### Input records
>> Start
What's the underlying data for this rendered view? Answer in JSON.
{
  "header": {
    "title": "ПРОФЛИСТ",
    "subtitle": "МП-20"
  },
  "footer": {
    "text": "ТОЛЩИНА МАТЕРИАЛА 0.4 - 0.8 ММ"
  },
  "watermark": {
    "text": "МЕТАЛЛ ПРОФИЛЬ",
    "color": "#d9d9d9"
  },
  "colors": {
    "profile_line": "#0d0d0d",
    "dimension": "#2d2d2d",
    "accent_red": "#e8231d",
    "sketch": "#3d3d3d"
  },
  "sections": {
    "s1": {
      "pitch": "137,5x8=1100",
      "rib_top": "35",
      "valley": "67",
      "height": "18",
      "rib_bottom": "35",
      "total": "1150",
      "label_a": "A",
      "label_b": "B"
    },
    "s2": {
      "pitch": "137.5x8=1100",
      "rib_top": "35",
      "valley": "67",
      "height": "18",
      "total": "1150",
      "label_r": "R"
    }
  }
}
>> End
### Written instruction
Note every line above where the string "text" shows up, and copy those lines.

### Finished task
    "text": "ТОЛЩИНА МАТЕРИАЛА 0.4 - 0.8 ММ"
    "text": "МЕТАЛЛ ПРОФИЛЬ",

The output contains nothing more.